Exercise - Can you reproduce the data beneath, keeping every line exact?
++++ Available records ++++
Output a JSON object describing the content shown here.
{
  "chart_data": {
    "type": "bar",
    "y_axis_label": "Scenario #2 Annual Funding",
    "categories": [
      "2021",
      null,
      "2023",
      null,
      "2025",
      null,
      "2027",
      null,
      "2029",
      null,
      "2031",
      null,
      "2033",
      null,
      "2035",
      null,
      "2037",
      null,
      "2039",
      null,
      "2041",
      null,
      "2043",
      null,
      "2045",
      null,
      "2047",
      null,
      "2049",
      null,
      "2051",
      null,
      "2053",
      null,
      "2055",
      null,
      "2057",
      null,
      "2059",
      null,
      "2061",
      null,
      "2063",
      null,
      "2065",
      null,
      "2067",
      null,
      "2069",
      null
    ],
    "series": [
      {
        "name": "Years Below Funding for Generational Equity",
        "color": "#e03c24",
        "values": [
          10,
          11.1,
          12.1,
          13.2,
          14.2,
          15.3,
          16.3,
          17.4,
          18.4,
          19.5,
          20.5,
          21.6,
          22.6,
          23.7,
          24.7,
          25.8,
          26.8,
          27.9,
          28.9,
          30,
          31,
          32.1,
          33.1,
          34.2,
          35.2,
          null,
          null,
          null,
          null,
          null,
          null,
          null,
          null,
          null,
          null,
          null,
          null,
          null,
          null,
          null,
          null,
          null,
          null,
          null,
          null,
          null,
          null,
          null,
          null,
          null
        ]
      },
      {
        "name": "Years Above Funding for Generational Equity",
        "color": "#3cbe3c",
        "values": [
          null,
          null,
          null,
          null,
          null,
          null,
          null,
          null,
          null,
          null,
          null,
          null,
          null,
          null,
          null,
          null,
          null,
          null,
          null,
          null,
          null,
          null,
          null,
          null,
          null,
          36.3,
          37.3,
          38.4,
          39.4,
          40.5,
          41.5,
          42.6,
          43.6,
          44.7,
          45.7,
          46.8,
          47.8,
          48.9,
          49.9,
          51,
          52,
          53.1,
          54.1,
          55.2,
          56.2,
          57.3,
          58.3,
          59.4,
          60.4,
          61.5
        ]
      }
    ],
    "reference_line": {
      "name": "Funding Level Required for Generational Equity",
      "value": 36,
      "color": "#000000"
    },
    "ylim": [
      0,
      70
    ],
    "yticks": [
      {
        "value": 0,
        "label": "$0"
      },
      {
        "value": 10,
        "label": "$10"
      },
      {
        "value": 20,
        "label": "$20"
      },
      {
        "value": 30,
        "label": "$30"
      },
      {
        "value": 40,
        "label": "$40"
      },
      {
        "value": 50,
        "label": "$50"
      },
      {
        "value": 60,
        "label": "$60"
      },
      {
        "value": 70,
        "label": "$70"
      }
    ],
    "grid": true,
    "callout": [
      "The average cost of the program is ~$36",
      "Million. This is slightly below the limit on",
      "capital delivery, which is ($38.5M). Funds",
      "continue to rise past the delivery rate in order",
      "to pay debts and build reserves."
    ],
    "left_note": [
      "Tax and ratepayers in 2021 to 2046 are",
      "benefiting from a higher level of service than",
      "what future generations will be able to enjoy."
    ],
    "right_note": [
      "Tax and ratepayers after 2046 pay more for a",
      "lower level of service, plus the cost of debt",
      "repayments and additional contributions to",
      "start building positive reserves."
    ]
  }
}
++++
Task result -
Output a JSON object describing the content shown here.
{
  "chart_data": {
    "type": "bar",
    "y_axis_label": "Scenario #2 Annual Funding",
    "categories": [
      "2021",
      null,
      "2023",
      null,
      "2025",
      null,
      "2027",
      null,
      "2029",
      null,
      "2031",
      null,
      "2033",
      null,
      "2035",
      null,
      "2037",
      null,
      "2039",
      null,
      "2041",
      null,
      "2043",
      null,
      "2045",
      null,
      "2047",
      null,
      "2049",
      null,
      "2051",
      null,
      "2053",
      null,
      "2055",
      null,
      "2057",
      null,
      "2059",
      null,
      "2061",
      null,
      "2063",
      null,
      "2065",
      null,
      "2067",
      null,
      "2069",
      null
    ],
    "series": [
      {
        "name": "Years Below Funding for Generational Equity",
        "color": "#e03c24",
        "values": [
          10,
          11.1,
          12.1,
          13.2,
          14.2,
          15.3,
          16.3,
          17.4,
          18.4,
          19.5,
          20.5,
          21.6,
          22.6,
          23.7,
          24.7,
          25.8,
          26.8,
          27.9,
          28.9,
          30,
          31,
          32.1,
          33.1,
          34.2,
          35.2,
          null,
          null,
          null,
          null,
          null,
          null,
          null,
          null,
          null,
          null,
          null,
          null,
          null,
          null,
          null,
          null,
          null,
          null,
          null,
          null,
          null,
          null,
          null,
          null,
          null
        ]
      },
      {
        "name": "Years Above Funding for Generational Equity",
        "color": "#3cbe3c",
        "values": [
          null,
          null,
          null,
          null,
          null,
          null,
          null,
          null,
          null,
          null,
          null,
          null,
          null,
          null,
          null,
          null,
          null,
          null,
          null,
          null,
          null,
          null,
          null,
          null,
          null,
          36.3,
          37.3,
          38.4,
          39.4,
          40.5,
          41.5,
          42.6,
          43.6,
          44.7,
          45.7,
          46.8,
          47.8,
          48.9,
          49.9,
          51,
          52,
          53.1,
          54.1,
          55.2,
          56.2,
          57.3,
          58.3,
          59.4,
          60.4,
          61.5
        ]
      }
    ],
    "reference_line": {
      "name": "Funding Level Required for Generational Equity",
      "value": 36,
      "color": "#000000"
    },
    "ylim": [
      0,
      70
    ],
    "yticks": [
      {
        "value": 0,
        "label": "$0"
      },
      {
        "value": 10,
        "label": "$10"
      },
      {
        "value": 20,
        "label": "$20"
      },
      {
        "value": 30,
        "label": "$30"
      },
      {
        "value": 40,
        "label": "$40"
      },
      {
        "value": 50,
        "label": "$50"
      },
      {
        "value": 60,
        "label": "$60"
      },
      {
        "value": 70,
        "label": "$70"
      }
    ],
    "grid": true,
    "callout": [
      "The average cost of the program is ~$36",
      "Million. This is slightly below the limit on",
      "capital delivery, which is ($38.5M). Funds",
      "continue to rise past the delivery rate in order",
      "to pay debts and build reserves."
    ],
    "left_note": [
      "Tax and ratepayers in 2021 to 2046 are",
      "benefiting from a higher level of service than",
      "what future generations will be able to enjoy."
    ],
    "right_note": [
      "Tax and ratepayers after 2046 pay more for a",
      "lower level of service, plus the cost of debt",
      "repayments and additional contributions to",
      "start building positive reserves."
    ]
  }
}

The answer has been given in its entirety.